PROBLEM TO SOLVE
Gather up the lines with the word "ratio" in them.

GIVEN INFORMATION
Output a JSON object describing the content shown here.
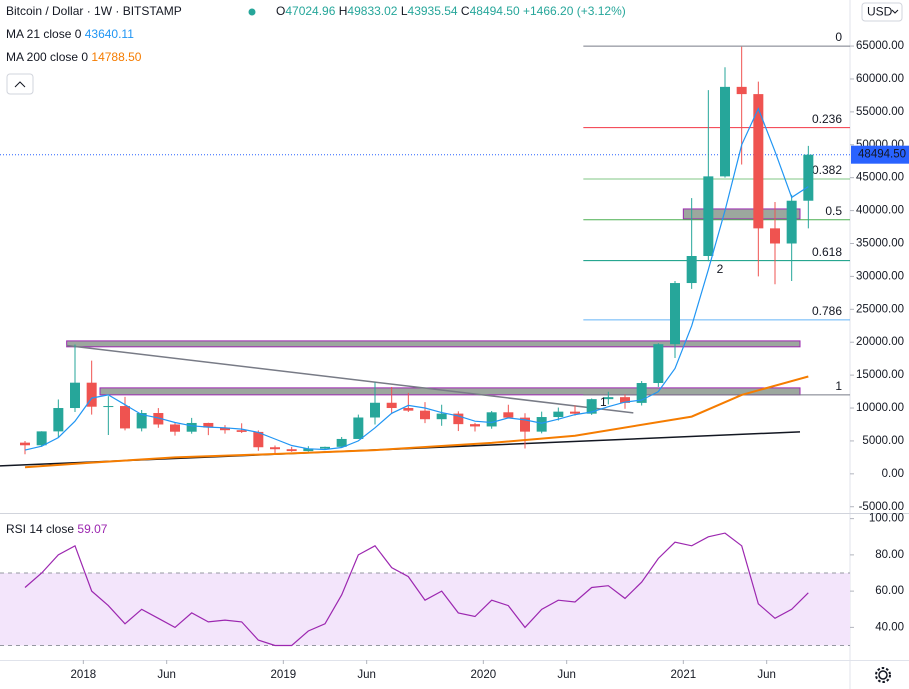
{
  "header": {
    "symbol": "Bitcoin / Dollar · 1W · BITSTAMP",
    "ohlc": [
      {
        "label": "O",
        "value": "47024.96"
      },
      {
        "label": "H",
        "value": "49833.02"
      },
      {
        "label": "L",
        "value": "43935.54"
      },
      {
        "label": "C",
        "value": "48494.50"
      }
    ],
    "change": "+1466.20 (+3.12%)"
  },
  "currency": "USD",
  "chart_data": [
    {
      "type": "candlestick",
      "x": [
        "2017-09",
        "2017-10",
        "2017-11",
        "2017-12",
        "2018-01",
        "2018-02",
        "2018-03",
        "2018-04",
        "2018-05",
        "2018-06",
        "2018-07",
        "2018-08",
        "2018-09",
        "2018-10",
        "2018-11",
        "2018-12",
        "2019-01",
        "2019-02",
        "2019-03",
        "2019-04",
        "2019-05",
        "2019-06",
        "2019-07",
        "2019-08",
        "2019-09",
        "2019-10",
        "2019-11",
        "2019-12",
        "2020-01",
        "2020-02",
        "2020-03",
        "2020-04",
        "2020-05",
        "2020-06",
        "2020-07",
        "2020-08",
        "2020-09",
        "2020-10",
        "2020-11",
        "2020-12",
        "2021-01",
        "2021-02",
        "2021-03",
        "2021-04",
        "2021-05",
        "2021-06",
        "2021-07",
        "2021-08"
      ],
      "open": [
        4740,
        4340,
        6450,
        10000,
        13850,
        10200,
        10300,
        6900,
        9240,
        7500,
        6400,
        7730,
        7030,
        6630,
        6370,
        4040,
        3740,
        3460,
        3850,
        4100,
        5300,
        8560,
        10800,
        10000,
        9600,
        8300,
        9150,
        7550,
        7200,
        9350,
        8540,
        6410,
        8630,
        9450,
        9140,
        11350,
        11650,
        10780,
        13800,
        19700,
        28990,
        33100,
        45200,
        58800,
        57700,
        37300,
        35000,
        41500
      ],
      "high": [
        4980,
        6470,
        11300,
        19650,
        17200,
        11800,
        11700,
        9700,
        9990,
        7760,
        8500,
        7760,
        7410,
        7680,
        6600,
        4300,
        4100,
        4200,
        4140,
        5600,
        9000,
        13900,
        13200,
        12300,
        10900,
        10500,
        9500,
        7750,
        9550,
        10500,
        9200,
        9450,
        10070,
        10400,
        11450,
        12470,
        12070,
        14100,
        19850,
        29300,
        41900,
        58300,
        61780,
        64900,
        59600,
        41300,
        42400,
        49833
      ],
      "low": [
        2970,
        4100,
        5500,
        9400,
        9000,
        5900,
        6600,
        6450,
        7000,
        5800,
        6100,
        5880,
        6100,
        6200,
        3500,
        3130,
        3350,
        3380,
        3730,
        4100,
        5300,
        7500,
        9100,
        9400,
        7700,
        7300,
        6500,
        6430,
        6850,
        8450,
        3850,
        6150,
        8100,
        8850,
        8950,
        10550,
        9880,
        10380,
        13200,
        17600,
        28100,
        32300,
        45000,
        47000,
        30000,
        28800,
        29300,
        37300
      ],
      "close": [
        4340,
        6450,
        10000,
        13850,
        10200,
        10300,
        6900,
        9240,
        7500,
        6400,
        7730,
        7030,
        6630,
        6370,
        4040,
        3740,
        3460,
        3850,
        4100,
        5300,
        8560,
        10800,
        10000,
        9600,
        8300,
        9150,
        7550,
        7200,
        9350,
        8540,
        6410,
        8630,
        9450,
        9140,
        11350,
        11650,
        10780,
        13800,
        19700,
        28990,
        33100,
        45200,
        58800,
        57700,
        37300,
        35000,
        41500,
        48494.5
      ],
      "up_color": "#26a69a",
      "down_color": "#ef5350",
      "xlim": [
        "2017-08",
        "2021-11"
      ],
      "xticks": [
        {
          "value": "2018-01",
          "label": "2018"
        },
        {
          "value": "2018-06",
          "label": "Jun"
        },
        {
          "value": "2019-01",
          "label": "2019"
        },
        {
          "value": "2019-06",
          "label": "Jun"
        },
        {
          "value": "2020-01",
          "label": "2020"
        },
        {
          "value": "2020-06",
          "label": "Jun"
        },
        {
          "value": "2021-01",
          "label": "2021"
        },
        {
          "value": "2021-06",
          "label": "Jun"
        }
      ],
      "ylim": [
        -5800,
        72000
      ],
      "yticks": [
        {
          "value": -5000,
          "label": "-5000.00"
        },
        {
          "value": 0,
          "label": "0.00"
        },
        {
          "value": 5000,
          "label": "5000.00"
        },
        {
          "value": 10000,
          "label": "10000.00"
        },
        {
          "value": 15000,
          "label": "15000.00"
        },
        {
          "value": 20000,
          "label": "20000.00"
        },
        {
          "value": 25000,
          "label": "25000.00"
        },
        {
          "value": 30000,
          "label": "30000.00"
        },
        {
          "value": 35000,
          "label": "35000.00"
        },
        {
          "value": 40000,
          "label": "40000.00"
        },
        {
          "value": 45000,
          "label": "45000.00"
        },
        {
          "value": 50000,
          "label": "50000.00"
        },
        {
          "value": 55000,
          "label": "55000.00"
        },
        {
          "value": 60000,
          "label": "60000.00"
        },
        {
          "value": 65000,
          "label": "65000.00"
        }
      ],
      "last_price": {
        "value": 48494.5,
        "label": "48494.50",
        "color": "#2962ff"
      },
      "series": [
        {
          "name": "MA 21 close 0",
          "value_label": "43640.11",
          "color": "#2196f3",
          "x": [
            "2017-09",
            "2017-10",
            "2017-11",
            "2017-12",
            "2018-01",
            "2018-02",
            "2018-03",
            "2018-04",
            "2018-05",
            "2018-06",
            "2018-07",
            "2018-08",
            "2018-09",
            "2018-10",
            "2018-11",
            "2018-12",
            "2019-01",
            "2019-02",
            "2019-03",
            "2019-04",
            "2019-05",
            "2019-06",
            "2019-07",
            "2019-08",
            "2019-09",
            "2019-10",
            "2019-11",
            "2019-12",
            "2020-01",
            "2020-02",
            "2020-03",
            "2020-04",
            "2020-05",
            "2020-06",
            "2020-07",
            "2020-08",
            "2020-09",
            "2020-10",
            "2020-11",
            "2020-12",
            "2021-01",
            "2021-02",
            "2021-03",
            "2021-04",
            "2021-05",
            "2021-06",
            "2021-07",
            "2021-08"
          ],
          "values": [
            3600,
            4200,
            5500,
            8000,
            11500,
            12000,
            10500,
            9000,
            8500,
            7800,
            7300,
            7100,
            7000,
            6800,
            6300,
            5300,
            4300,
            3800,
            3700,
            4000,
            5000,
            7000,
            9200,
            10400,
            10000,
            9300,
            8800,
            8000,
            7800,
            8500,
            8200,
            7700,
            8300,
            9000,
            9400,
            10200,
            10900,
            11200,
            12500,
            16000,
            22500,
            31000,
            40000,
            50000,
            55500,
            49000,
            42000,
            43640.11
          ]
        },
        {
          "name": "MA 200 close 0",
          "value_label": "14788.50",
          "color": "#f57c00",
          "x": [
            "2017-09",
            "2018-01",
            "2018-06",
            "2019-01",
            "2019-06",
            "2020-01",
            "2020-06",
            "2021-01",
            "2021-04",
            "2021-08"
          ],
          "values": [
            1000,
            1700,
            2500,
            3100,
            3600,
            4700,
            5800,
            8700,
            12000,
            14788.5
          ]
        }
      ],
      "fib_start": "2020-07",
      "fib": [
        {
          "ratio": 0,
          "price": 65000,
          "color": "#787b86"
        },
        {
          "ratio": 0.236,
          "price": 52600,
          "color": "#f23645"
        },
        {
          "ratio": 0.382,
          "price": 44800,
          "color": "#81c784"
        },
        {
          "ratio": 0.5,
          "price": 38600,
          "color": "#4caf50"
        },
        {
          "ratio": 0.618,
          "price": 32400,
          "color": "#089981"
        },
        {
          "ratio": 0.786,
          "price": 23400,
          "color": "#64b5f6"
        },
        {
          "ratio": 1,
          "price": 12000,
          "color": "#787b86"
        }
      ],
      "zones": [
        {
          "x0": "2017-12",
          "x1": "2021-08",
          "y0": 19300,
          "y1": 20200
        },
        {
          "x0": "2018-02",
          "x1": "2021-08",
          "y0": 12000,
          "y1": 13060
        },
        {
          "x0": "2021-01",
          "x1": "2021-08",
          "y0": 38730,
          "y1": 40250
        }
      ],
      "trendlines": [
        {
          "x0": "2017-12",
          "y0": 19500,
          "x1": "2020-10",
          "y1": 9270,
          "color": "#787b86"
        },
        {
          "x0": "2017-08",
          "y0": 1200,
          "x1": "2021-08",
          "y1": 6380,
          "color": "#131722"
        }
      ],
      "labels": [
        {
          "text": "1",
          "x": "2020-08",
          "y": 10800,
          "color": "#131722"
        },
        {
          "text": "2",
          "x": "2021-03",
          "y": 31000,
          "color": "#64b5f6"
        }
      ]
    },
    {
      "type": "line",
      "title": "RSI 14 close",
      "value_label": "59.07",
      "color": "#9c27b0",
      "x": [
        "2017-09",
        "2017-10",
        "2017-11",
        "2017-12",
        "2018-01",
        "2018-02",
        "2018-03",
        "2018-04",
        "2018-05",
        "2018-06",
        "2018-07",
        "2018-08",
        "2018-09",
        "2018-10",
        "2018-11",
        "2018-12",
        "2019-01",
        "2019-02",
        "2019-03",
        "2019-04",
        "2019-05",
        "2019-06",
        "2019-07",
        "2019-08",
        "2019-09",
        "2019-10",
        "2019-11",
        "2019-12",
        "2020-01",
        "2020-02",
        "2020-03",
        "2020-04",
        "2020-05",
        "2020-06",
        "2020-07",
        "2020-08",
        "2020-09",
        "2020-10",
        "2020-11",
        "2020-12",
        "2021-01",
        "2021-02",
        "2021-03",
        "2021-04",
        "2021-05",
        "2021-06",
        "2021-07",
        "2021-08"
      ],
      "values": [
        62,
        70,
        80,
        85,
        60,
        52,
        42,
        50,
        45,
        40,
        48,
        43,
        44,
        43,
        33,
        30,
        30,
        38,
        42,
        58,
        80,
        85,
        73,
        68,
        55,
        60,
        48,
        46,
        55,
        52,
        40,
        50,
        55,
        54,
        62,
        63,
        56,
        65,
        78,
        87,
        85,
        90,
        92,
        85,
        53,
        45,
        50,
        59.07
      ],
      "ylim": [
        22,
        102
      ],
      "yticks": [
        {
          "value": 40,
          "label": "40.00"
        },
        {
          "value": 60,
          "label": "60.00"
        },
        {
          "value": 80,
          "label": "80.00"
        },
        {
          "value": 100,
          "label": "100.00"
        }
      ],
      "band": [
        30,
        70
      ],
      "band_color": "#f3e5fb"
    }
  ]
}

EXPECTED OUTPUT
          "ratio": 0,
          "ratio": 0.236,
          "ratio": 0.382,
          "ratio": 0.5,
          "ratio": 0.618,
          "ratio": 0.786,
          "ratio": 1,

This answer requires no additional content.